* Instructions to follow:
Leave out the images; return the rest of the data exactly.

==== Listed entries

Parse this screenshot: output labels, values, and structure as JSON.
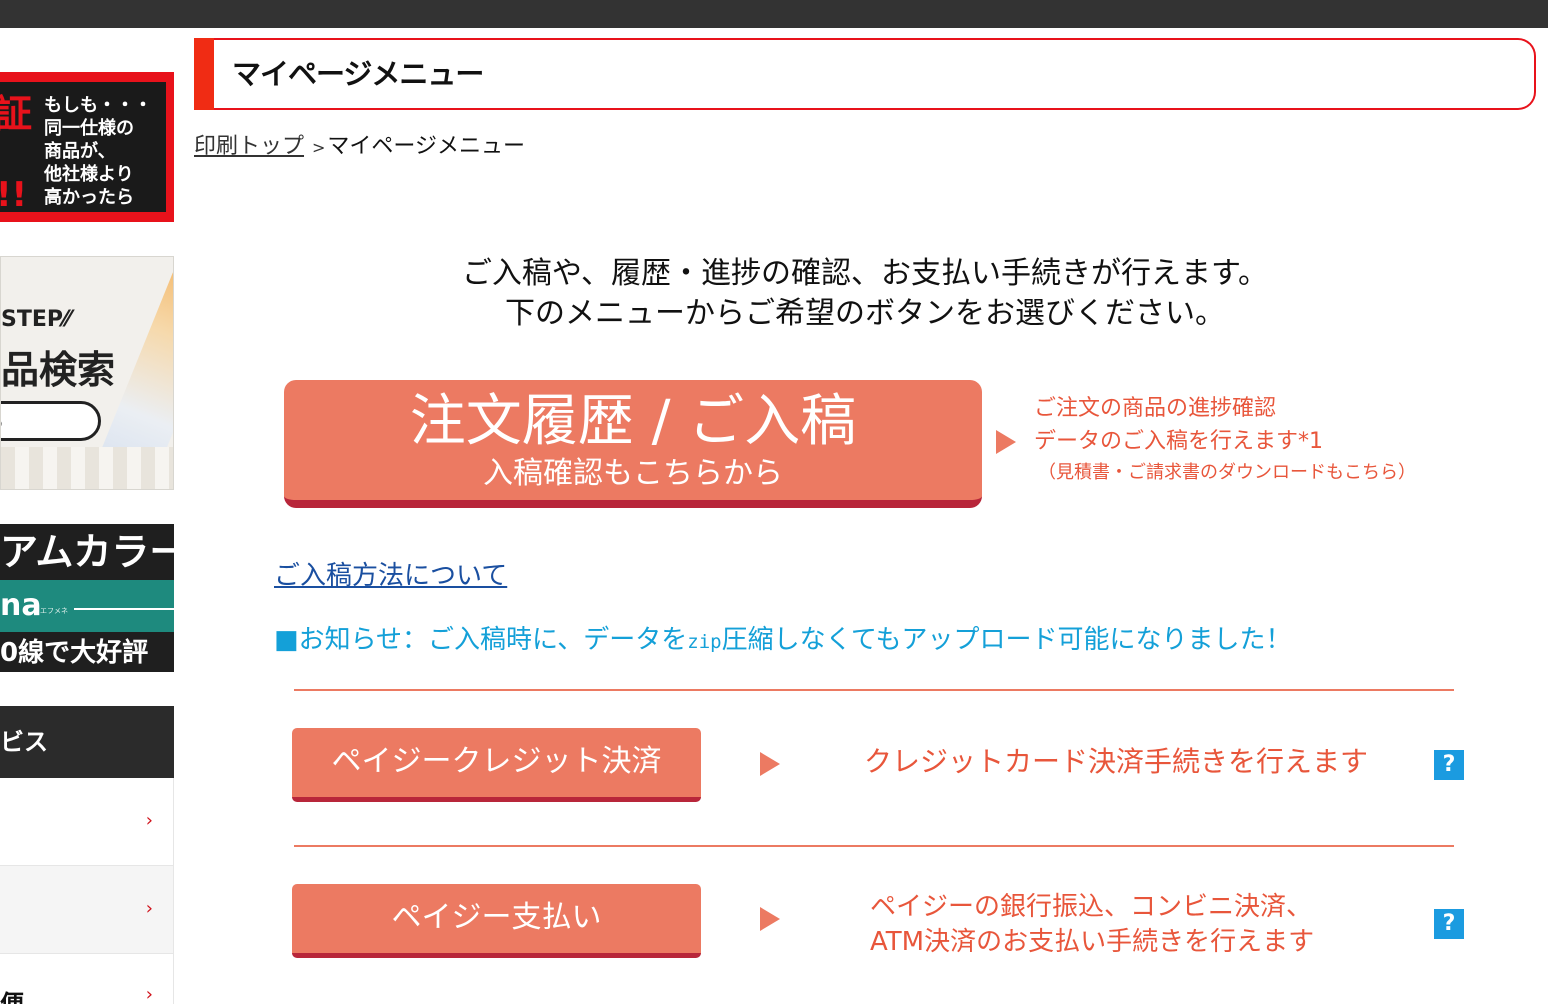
{
  "sidebar": {
    "guarantee_banner": {
      "icon_char": "証",
      "exclaim": "!!",
      "note": "もしも・・・\n同一仕様の\n商品が、\n他社様より\n高かったら"
    },
    "search_banner": {
      "step": "STEP",
      "title": "品検索",
      "button": "る"
    },
    "color_banner": {
      "line1": "アムカラー",
      "line2": "na",
      "line2_small": "エフメネ",
      "line3": "0線で大好評"
    },
    "nav": {
      "heading": "ビス",
      "items": [
        {
          "label": "",
          "chevron": "›"
        },
        {
          "label": "",
          "chevron": "›"
        },
        {
          "label": "便",
          "chevron": "›"
        }
      ]
    }
  },
  "header": {
    "title": "マイページメニュー"
  },
  "breadcrumb": {
    "home": "印刷トップ",
    "separator": ">",
    "current": "マイページメニュー"
  },
  "intro": {
    "line1": "ご入稿や、履歴・進捗の確認、お支払い手続きが行えます。",
    "line2": "下のメニューからご希望のボタンをお選びください。"
  },
  "order": {
    "button_main": "注文履歴 / ご入稿",
    "button_sub": "入稿確認もこちらから",
    "desc_line1": "ご注文の商品の進捗確認",
    "desc_line2": "データのご入稿を行えます*1",
    "desc_line3": "（見積書・ご請求書のダウンロードもこちら）"
  },
  "links": {
    "upload_guide": "ご入稿方法について"
  },
  "notice": {
    "prefix": "■お知らせ：ご入稿時に、データを",
    "zip": "zip",
    "suffix": "圧縮しなくてもアップロード可能になりました！"
  },
  "payments": [
    {
      "button": "ペイジークレジット決済",
      "desc_line1": "クレジットカード決済手続きを行えます",
      "desc_line2": "",
      "help": "?"
    },
    {
      "button": "ペイジー支払い",
      "desc_line1": "ペイジーの銀行振込、コンビニ決済、",
      "desc_line2": "ATM決済のお支払い手続きを行えます",
      "help": "?"
    }
  ],
  "colors": {
    "accent_red": "#e8121b",
    "button_salmon": "#ec7a62",
    "button_shadow": "#b8263a",
    "desc_text": "#e8563b",
    "link_blue": "#1a4fa0",
    "notice_blue": "#14a0d8",
    "help_blue": "#1b9be0"
  }
}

========

* The reply:
Parse this screenshot: output labels, values, and structure as JSON.
{
  "sidebar": {
    "guarantee_banner": {
      "icon_char": "証",
      "exclaim": "!!",
      "note": "もしも・・・\n同一仕様の\n商品が、\n他社様より\n高かったら"
    },
    "search_banner": {
      "step": "STEP",
      "title": "品検索",
      "button": "る"
    },
    "color_banner": {
      "line1": "アムカラー",
      "line2": "na",
      "line2_small": "エフメネ",
      "line3": "0線で大好評"
    },
    "nav": {
      "heading": "ビス",
      "items": [
        {
          "label": "",
          "chevron": "›"
        },
        {
          "label": "",
          "chevron": "›"
        },
        {
          "label": "便",
          "chevron": "›"
        }
      ]
    }
  },
  "header": {
    "title": "マイページメニュー"
  },
  "breadcrumb": {
    "home": "印刷トップ",
    "separator": ">",
    "current": "マイページメニュー"
  },
  "intro": {
    "line1": "ご入稿や、履歴・進捗の確認、お支払い手続きが行えます。",
    "line2": "下のメニューからご希望のボタンをお選びください。"
  },
  "order": {
    "button_main": "注文履歴 / ご入稿",
    "button_sub": "入稿確認もこちらから",
    "desc_line1": "ご注文の商品の進捗確認",
    "desc_line2": "データのご入稿を行えます*1",
    "desc_line3": "（見積書・ご請求書のダウンロードもこちら）"
  },
  "links": {
    "upload_guide": "ご入稿方法について"
  },
  "notice": {
    "prefix": "■お知らせ：ご入稿時に、データを",
    "zip": "zip",
    "suffix": "圧縮しなくてもアップロード可能になりました！"
  },
  "payments": [
    {
      "button": "ペイジークレジット決済",
      "desc_line1": "クレジットカード決済手続きを行えます",
      "desc_line2": "",
      "help": "?"
    },
    {
      "button": "ペイジー支払い",
      "desc_line1": "ペイジーの銀行振込、コンビニ決済、",
      "desc_line2": "ATM決済のお支払い手続きを行えます",
      "help": "?"
    }
  ],
  "colors": {
    "accent_red": "#e8121b",
    "button_salmon": "#ec7a62",
    "button_shadow": "#b8263a",
    "desc_text": "#e8563b",
    "link_blue": "#1a4fa0",
    "notice_blue": "#14a0d8",
    "help_blue": "#1b9be0"
  }
}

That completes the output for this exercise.